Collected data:
━━━━━━━━

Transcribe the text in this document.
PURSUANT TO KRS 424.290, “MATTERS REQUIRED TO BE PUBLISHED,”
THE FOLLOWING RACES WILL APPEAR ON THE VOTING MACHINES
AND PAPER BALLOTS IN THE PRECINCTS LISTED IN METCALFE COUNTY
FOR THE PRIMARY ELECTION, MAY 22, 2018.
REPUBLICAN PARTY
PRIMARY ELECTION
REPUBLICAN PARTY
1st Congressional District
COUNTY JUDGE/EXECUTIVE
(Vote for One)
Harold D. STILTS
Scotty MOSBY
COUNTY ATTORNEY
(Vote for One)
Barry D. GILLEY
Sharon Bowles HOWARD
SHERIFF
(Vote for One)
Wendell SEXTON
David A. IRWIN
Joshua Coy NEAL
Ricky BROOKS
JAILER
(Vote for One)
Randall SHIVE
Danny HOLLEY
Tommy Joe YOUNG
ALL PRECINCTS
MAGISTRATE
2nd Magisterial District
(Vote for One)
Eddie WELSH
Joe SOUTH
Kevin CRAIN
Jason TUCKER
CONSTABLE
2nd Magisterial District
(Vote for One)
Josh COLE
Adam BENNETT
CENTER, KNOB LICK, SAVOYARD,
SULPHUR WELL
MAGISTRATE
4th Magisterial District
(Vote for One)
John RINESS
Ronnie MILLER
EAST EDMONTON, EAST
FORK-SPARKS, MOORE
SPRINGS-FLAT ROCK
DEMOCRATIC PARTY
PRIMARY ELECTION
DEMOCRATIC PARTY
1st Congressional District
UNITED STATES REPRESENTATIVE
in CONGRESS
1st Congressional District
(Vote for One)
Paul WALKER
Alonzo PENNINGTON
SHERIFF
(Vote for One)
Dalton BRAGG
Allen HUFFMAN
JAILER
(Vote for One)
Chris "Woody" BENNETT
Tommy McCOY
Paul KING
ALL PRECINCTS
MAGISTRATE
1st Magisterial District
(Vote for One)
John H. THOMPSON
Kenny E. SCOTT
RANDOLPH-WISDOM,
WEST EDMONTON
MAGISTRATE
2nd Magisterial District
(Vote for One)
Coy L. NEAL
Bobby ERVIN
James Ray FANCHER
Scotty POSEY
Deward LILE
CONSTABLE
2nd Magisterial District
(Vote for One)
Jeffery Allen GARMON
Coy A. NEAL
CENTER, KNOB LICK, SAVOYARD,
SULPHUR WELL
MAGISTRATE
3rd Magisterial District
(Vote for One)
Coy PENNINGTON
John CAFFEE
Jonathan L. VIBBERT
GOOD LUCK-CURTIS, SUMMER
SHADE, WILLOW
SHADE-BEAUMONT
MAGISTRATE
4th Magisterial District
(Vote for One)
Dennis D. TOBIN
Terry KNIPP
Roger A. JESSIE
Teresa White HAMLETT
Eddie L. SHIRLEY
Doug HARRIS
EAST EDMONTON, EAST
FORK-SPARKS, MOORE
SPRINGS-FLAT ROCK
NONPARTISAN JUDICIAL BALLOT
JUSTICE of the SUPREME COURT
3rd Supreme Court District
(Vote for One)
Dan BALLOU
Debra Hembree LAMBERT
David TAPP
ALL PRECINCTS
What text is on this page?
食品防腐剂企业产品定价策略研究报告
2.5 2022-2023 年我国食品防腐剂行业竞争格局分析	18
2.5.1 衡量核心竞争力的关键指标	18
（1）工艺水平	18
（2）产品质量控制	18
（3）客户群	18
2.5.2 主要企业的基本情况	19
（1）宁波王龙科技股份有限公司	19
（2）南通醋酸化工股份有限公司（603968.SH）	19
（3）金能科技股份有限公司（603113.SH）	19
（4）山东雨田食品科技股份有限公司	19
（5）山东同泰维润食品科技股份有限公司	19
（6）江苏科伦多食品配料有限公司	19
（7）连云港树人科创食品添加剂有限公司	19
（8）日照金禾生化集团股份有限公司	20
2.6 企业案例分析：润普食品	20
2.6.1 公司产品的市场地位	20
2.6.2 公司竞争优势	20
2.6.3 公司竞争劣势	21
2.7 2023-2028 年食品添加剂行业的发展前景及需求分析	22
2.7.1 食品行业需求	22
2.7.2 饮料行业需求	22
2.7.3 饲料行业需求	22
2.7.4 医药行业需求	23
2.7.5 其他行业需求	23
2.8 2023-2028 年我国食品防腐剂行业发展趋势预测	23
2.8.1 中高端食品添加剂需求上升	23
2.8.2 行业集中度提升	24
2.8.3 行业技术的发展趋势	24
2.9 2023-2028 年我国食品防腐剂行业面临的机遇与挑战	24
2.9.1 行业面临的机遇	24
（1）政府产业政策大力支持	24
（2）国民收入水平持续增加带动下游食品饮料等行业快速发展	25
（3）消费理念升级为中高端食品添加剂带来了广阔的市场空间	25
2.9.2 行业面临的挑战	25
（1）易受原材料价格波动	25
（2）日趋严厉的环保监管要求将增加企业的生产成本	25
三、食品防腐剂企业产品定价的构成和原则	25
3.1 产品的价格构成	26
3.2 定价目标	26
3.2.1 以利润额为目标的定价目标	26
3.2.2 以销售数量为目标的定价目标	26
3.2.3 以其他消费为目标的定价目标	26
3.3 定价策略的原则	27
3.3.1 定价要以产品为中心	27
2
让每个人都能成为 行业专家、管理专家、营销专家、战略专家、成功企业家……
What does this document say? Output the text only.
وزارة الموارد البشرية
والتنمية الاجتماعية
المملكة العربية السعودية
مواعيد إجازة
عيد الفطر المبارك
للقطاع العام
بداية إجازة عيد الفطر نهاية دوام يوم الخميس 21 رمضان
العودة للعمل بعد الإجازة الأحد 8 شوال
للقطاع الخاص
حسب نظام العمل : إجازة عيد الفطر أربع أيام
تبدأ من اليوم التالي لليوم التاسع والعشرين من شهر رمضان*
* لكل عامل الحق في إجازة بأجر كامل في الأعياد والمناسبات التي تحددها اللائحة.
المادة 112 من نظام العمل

━━━━━━━━

Show every line of the records above that contains the word "What".

What text is on this page?
What does this document say? Output the text only.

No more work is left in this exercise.